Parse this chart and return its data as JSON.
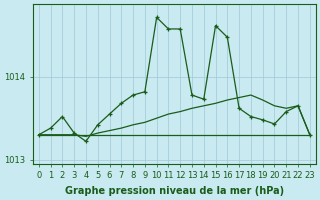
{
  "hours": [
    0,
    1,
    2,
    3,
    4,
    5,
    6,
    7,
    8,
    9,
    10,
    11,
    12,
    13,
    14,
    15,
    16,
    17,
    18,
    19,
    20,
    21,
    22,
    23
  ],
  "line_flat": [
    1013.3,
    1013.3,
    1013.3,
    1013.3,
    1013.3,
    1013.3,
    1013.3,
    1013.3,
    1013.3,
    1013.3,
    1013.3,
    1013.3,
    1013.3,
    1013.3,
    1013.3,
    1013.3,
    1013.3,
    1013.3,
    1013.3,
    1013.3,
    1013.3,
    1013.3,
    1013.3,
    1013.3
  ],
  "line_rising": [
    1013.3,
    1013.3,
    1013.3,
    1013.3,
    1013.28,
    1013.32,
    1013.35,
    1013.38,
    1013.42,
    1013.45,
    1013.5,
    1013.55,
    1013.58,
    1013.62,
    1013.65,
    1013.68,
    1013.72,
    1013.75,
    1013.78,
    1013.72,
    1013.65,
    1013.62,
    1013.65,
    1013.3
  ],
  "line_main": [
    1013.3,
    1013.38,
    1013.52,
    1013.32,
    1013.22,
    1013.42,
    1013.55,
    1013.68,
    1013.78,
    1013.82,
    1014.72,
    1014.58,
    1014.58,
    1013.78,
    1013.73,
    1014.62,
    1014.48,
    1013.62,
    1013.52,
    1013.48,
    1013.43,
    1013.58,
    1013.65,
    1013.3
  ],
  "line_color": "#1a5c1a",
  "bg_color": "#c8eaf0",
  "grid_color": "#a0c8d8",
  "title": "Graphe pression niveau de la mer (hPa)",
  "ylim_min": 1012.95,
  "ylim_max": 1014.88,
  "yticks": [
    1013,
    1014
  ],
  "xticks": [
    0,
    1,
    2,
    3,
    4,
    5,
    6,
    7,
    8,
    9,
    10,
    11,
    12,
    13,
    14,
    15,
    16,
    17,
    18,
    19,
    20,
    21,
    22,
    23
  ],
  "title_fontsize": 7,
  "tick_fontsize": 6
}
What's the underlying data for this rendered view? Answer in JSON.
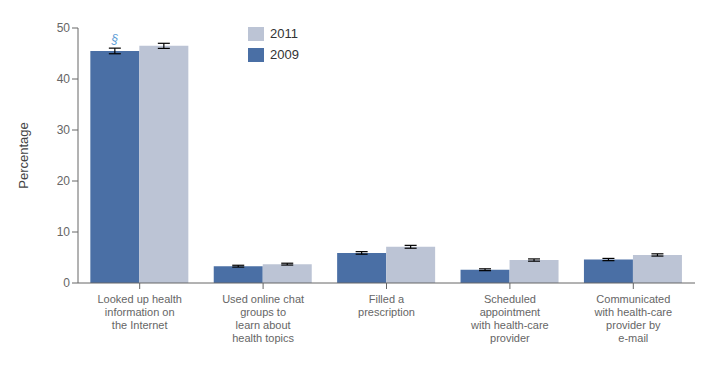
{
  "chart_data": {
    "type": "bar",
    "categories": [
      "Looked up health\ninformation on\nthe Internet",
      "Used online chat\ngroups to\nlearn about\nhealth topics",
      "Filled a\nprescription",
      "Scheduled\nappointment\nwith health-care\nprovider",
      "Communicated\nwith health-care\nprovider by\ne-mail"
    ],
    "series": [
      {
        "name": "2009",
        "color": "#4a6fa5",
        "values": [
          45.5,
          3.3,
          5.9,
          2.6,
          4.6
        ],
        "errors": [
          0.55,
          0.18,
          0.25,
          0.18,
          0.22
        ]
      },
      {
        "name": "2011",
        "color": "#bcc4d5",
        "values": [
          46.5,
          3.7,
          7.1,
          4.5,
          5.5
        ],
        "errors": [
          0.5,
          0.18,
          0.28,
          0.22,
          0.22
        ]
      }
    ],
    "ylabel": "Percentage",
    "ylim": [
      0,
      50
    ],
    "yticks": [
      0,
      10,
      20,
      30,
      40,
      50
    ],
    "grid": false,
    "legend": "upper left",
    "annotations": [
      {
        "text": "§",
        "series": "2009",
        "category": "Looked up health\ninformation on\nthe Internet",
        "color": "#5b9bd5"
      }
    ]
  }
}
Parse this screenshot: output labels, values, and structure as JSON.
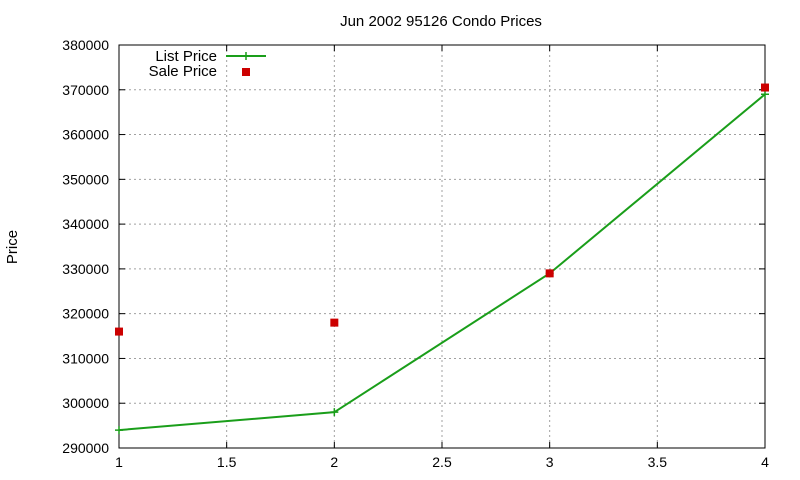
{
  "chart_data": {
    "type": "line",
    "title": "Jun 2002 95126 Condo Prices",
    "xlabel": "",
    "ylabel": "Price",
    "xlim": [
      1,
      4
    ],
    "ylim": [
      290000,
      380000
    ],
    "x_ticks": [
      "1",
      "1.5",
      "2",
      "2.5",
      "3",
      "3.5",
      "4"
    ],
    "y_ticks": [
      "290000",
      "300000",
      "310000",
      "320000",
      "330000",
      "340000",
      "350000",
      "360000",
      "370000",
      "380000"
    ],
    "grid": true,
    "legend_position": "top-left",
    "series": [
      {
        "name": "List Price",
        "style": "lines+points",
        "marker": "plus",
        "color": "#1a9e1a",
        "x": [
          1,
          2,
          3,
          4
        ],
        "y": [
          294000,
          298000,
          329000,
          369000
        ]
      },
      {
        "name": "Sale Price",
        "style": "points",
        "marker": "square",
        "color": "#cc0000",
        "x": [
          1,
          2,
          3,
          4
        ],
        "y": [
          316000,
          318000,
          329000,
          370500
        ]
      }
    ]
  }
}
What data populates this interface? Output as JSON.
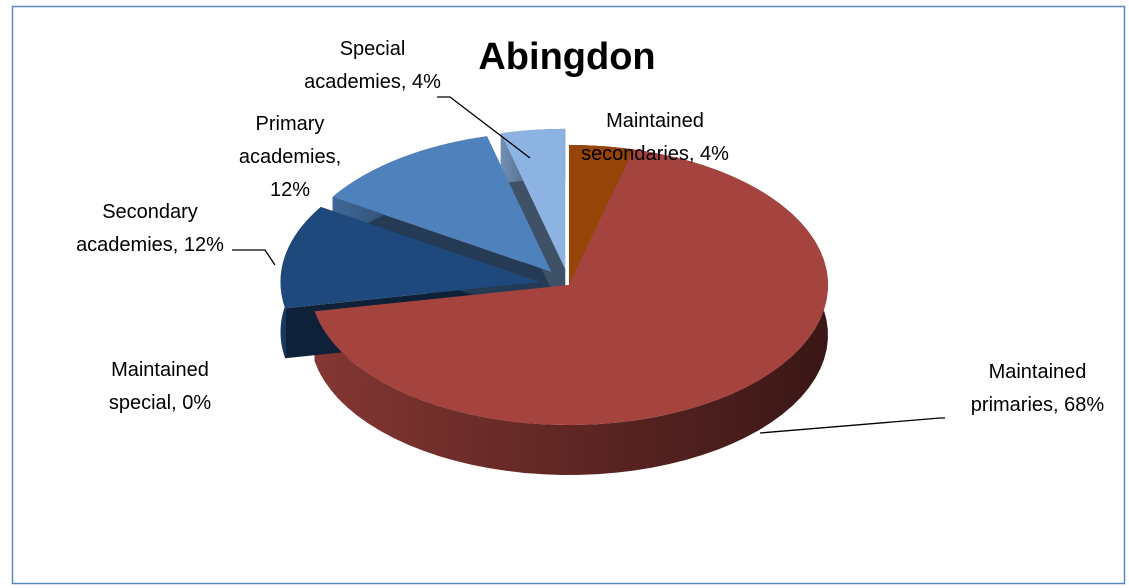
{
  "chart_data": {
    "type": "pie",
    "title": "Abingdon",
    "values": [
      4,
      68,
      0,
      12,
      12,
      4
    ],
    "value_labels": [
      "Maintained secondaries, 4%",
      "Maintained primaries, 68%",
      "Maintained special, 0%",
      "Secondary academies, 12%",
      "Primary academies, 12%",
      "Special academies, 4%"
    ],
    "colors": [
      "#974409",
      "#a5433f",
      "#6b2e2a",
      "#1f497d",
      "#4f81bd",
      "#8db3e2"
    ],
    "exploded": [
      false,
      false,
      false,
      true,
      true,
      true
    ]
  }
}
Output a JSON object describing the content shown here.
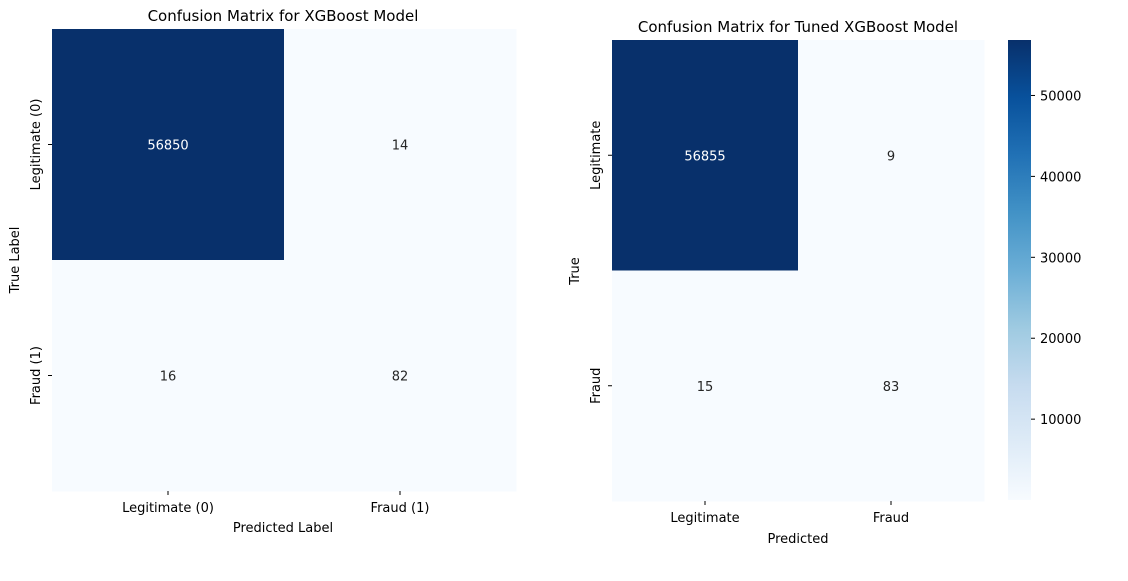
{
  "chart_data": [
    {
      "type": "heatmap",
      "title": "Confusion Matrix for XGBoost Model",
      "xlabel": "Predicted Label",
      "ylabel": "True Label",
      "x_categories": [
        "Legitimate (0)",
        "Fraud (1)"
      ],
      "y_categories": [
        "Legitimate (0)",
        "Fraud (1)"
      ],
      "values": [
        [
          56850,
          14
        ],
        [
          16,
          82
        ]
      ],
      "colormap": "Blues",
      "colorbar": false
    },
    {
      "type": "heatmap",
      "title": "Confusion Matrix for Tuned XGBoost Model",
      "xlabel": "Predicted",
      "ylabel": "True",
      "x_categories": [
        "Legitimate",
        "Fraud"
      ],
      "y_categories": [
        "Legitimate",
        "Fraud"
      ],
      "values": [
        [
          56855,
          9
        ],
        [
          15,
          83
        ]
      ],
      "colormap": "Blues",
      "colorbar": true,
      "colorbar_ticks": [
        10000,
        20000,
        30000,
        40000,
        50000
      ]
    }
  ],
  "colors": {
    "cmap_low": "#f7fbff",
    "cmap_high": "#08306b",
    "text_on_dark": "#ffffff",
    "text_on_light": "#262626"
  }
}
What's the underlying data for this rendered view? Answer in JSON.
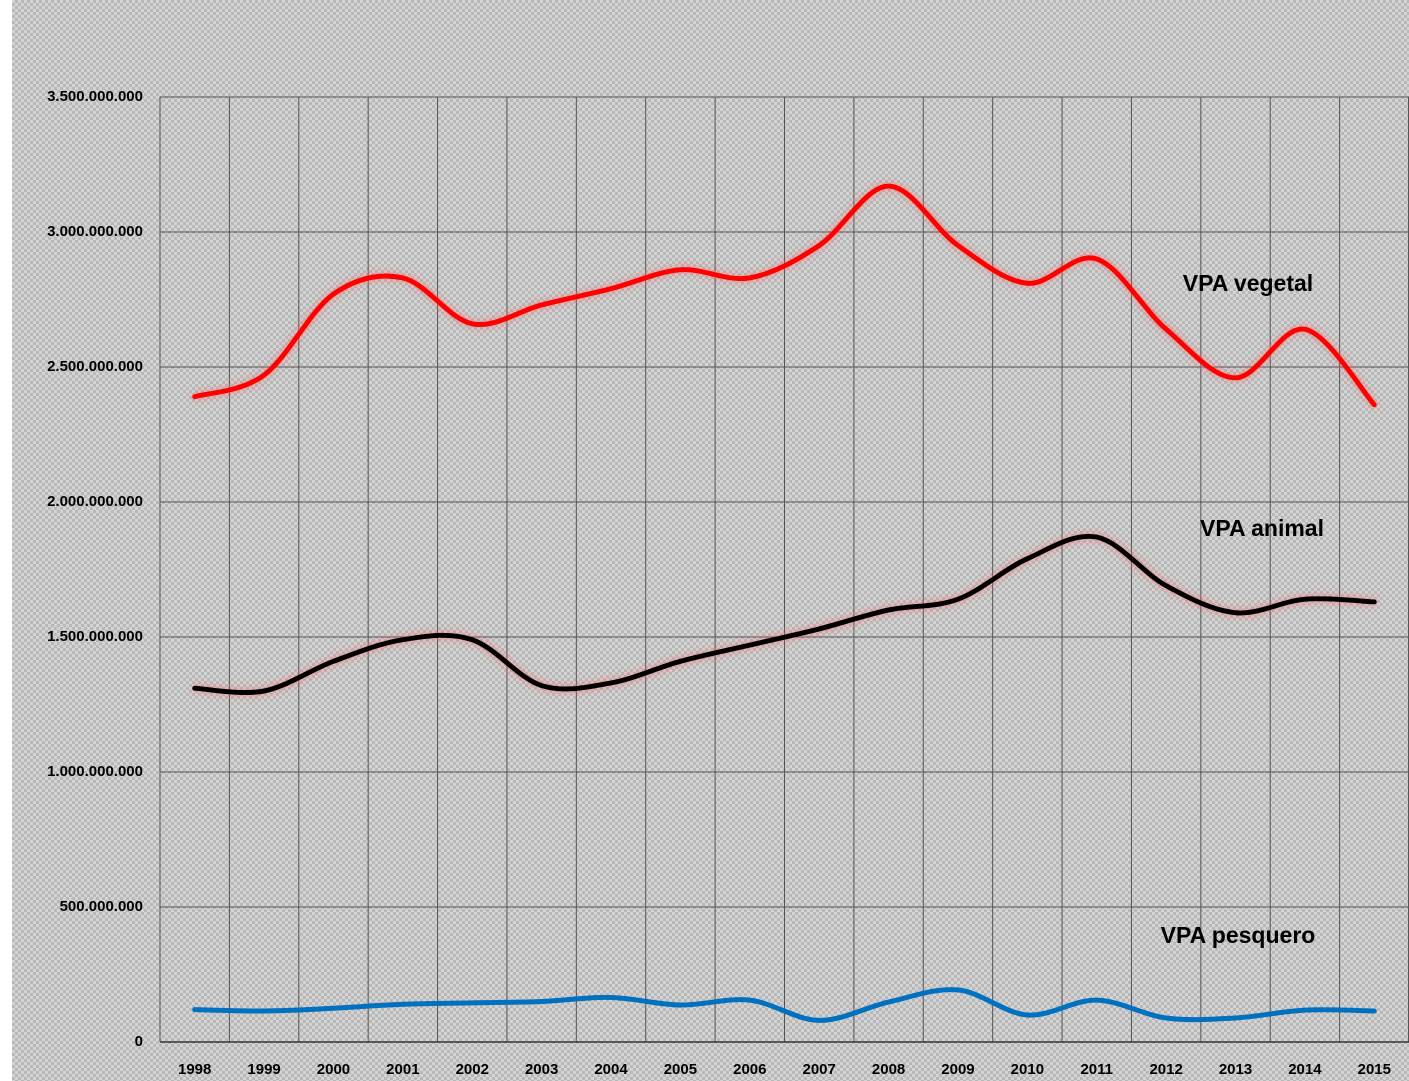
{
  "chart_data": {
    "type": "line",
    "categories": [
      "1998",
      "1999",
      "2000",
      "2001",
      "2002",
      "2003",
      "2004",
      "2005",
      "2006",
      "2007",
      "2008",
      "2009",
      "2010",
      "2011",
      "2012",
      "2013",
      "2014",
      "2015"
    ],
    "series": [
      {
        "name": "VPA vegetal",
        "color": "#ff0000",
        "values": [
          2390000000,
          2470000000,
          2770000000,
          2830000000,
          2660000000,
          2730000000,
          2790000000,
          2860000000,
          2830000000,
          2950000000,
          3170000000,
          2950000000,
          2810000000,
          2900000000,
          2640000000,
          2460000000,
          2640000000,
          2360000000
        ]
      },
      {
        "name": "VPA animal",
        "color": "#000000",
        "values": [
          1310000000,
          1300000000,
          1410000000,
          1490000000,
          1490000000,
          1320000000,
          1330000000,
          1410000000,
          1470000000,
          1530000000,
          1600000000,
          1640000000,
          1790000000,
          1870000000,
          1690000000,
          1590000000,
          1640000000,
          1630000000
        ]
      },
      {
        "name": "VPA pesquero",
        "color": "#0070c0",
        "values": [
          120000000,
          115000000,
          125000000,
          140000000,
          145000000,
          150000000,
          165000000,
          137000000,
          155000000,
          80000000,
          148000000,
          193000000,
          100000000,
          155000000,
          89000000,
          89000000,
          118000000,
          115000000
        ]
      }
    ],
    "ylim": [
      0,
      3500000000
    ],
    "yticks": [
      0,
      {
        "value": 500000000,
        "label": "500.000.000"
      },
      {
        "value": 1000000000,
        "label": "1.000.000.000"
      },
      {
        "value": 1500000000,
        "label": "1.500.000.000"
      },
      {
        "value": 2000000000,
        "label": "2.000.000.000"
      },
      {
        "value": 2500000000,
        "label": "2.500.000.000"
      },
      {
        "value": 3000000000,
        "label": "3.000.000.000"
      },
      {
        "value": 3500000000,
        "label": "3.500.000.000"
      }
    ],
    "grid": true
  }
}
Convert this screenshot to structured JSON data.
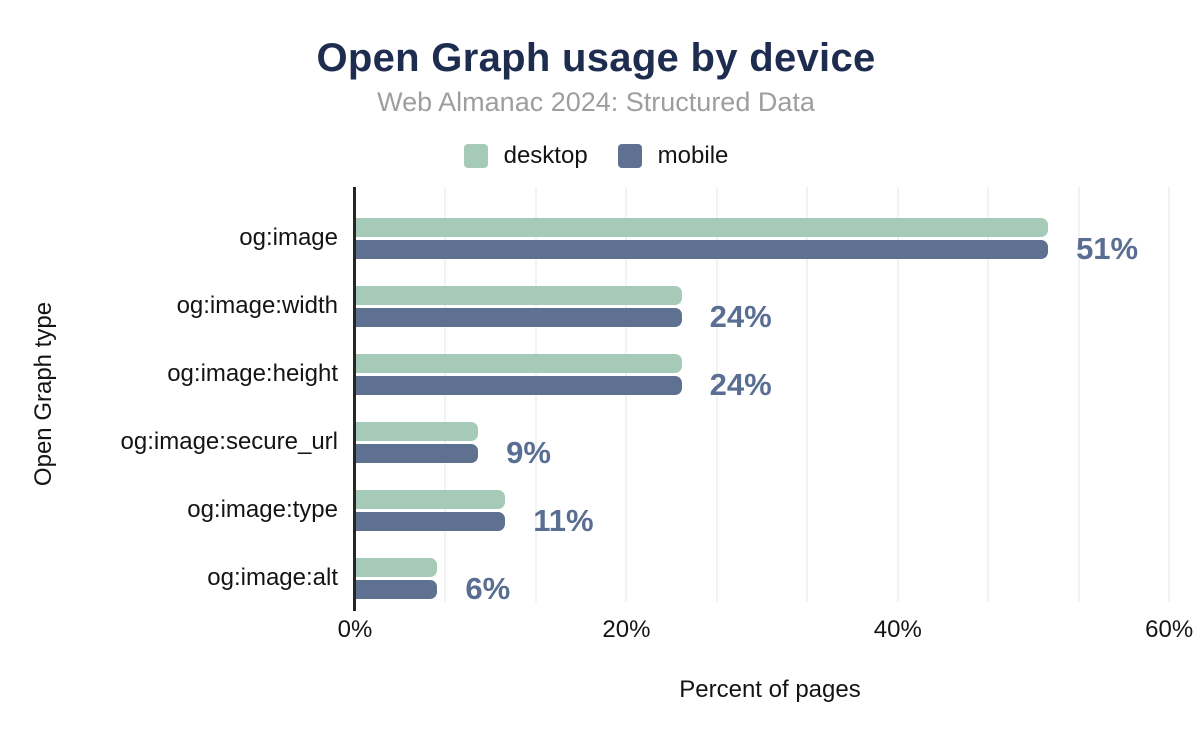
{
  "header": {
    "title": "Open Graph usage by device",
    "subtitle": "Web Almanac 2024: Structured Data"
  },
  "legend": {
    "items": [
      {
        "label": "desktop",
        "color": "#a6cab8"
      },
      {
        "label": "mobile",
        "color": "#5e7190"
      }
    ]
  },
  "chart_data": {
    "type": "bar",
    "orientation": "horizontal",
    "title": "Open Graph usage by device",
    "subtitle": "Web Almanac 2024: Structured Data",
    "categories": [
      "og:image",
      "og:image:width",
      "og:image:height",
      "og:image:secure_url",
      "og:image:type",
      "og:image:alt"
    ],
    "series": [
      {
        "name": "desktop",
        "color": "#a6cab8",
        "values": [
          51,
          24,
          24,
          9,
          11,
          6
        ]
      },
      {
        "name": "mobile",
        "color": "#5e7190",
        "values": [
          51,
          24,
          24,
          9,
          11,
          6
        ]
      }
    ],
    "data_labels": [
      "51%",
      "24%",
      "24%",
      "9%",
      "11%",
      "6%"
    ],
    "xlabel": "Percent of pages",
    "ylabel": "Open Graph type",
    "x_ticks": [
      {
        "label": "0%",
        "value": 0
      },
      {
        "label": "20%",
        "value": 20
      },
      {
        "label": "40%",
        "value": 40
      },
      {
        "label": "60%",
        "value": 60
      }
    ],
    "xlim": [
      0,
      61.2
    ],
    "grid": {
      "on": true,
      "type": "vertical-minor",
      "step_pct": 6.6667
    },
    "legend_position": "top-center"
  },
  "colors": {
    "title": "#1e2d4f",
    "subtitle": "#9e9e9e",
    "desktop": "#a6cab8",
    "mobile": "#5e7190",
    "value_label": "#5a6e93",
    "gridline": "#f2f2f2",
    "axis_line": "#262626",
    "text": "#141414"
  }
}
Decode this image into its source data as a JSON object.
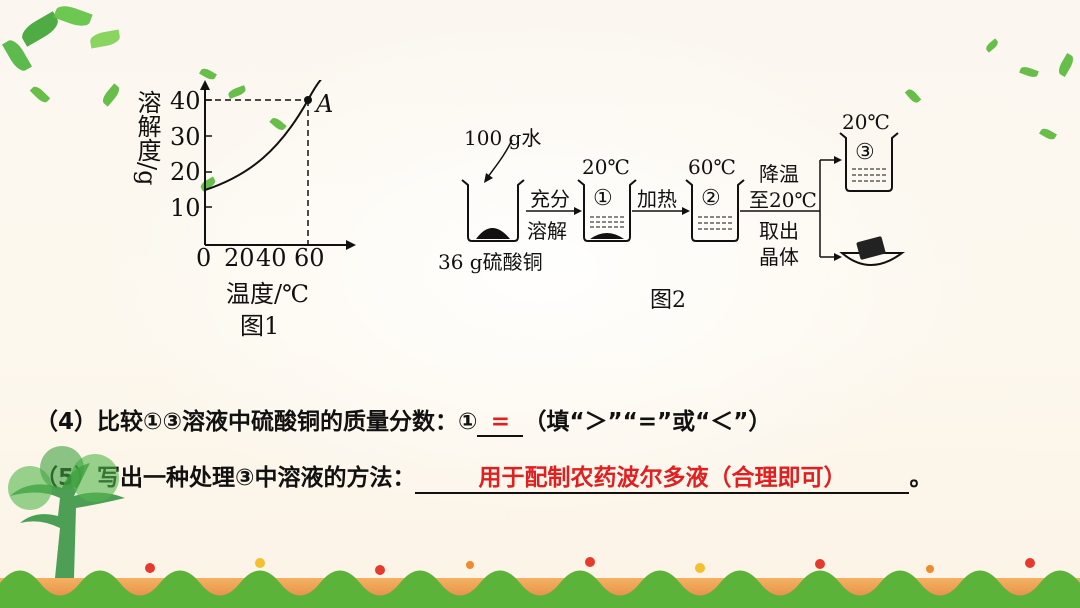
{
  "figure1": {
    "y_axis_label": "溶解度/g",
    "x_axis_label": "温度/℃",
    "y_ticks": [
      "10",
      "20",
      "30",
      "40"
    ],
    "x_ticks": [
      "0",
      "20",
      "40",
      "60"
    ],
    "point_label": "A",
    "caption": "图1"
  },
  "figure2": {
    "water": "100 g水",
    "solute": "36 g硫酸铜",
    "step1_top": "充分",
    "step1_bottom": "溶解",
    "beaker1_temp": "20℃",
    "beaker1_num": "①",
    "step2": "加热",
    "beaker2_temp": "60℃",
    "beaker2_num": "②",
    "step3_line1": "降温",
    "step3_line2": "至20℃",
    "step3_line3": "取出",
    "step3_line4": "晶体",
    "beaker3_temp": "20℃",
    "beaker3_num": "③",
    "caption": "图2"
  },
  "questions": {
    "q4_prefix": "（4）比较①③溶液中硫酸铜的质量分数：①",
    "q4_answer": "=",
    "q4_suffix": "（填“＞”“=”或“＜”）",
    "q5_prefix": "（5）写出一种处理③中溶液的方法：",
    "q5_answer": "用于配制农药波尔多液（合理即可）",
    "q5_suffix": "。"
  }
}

» WORK REQUIRED
Go through the listing above and pull out each line containing the word "this".

» RESULT BELOW
Parse this chart and return its data as JSON.
What's the underlying data for this rendered view? Answer in JSON.
Parse this screenshot: output labels, values, and structure as JSON.
What data populates this interface? Output as JSON.
What's the underlying data for this rendered view? Answer in JSON.
Convert this screenshot to structured JSON data.
Decode this image into its source data as a JSON object.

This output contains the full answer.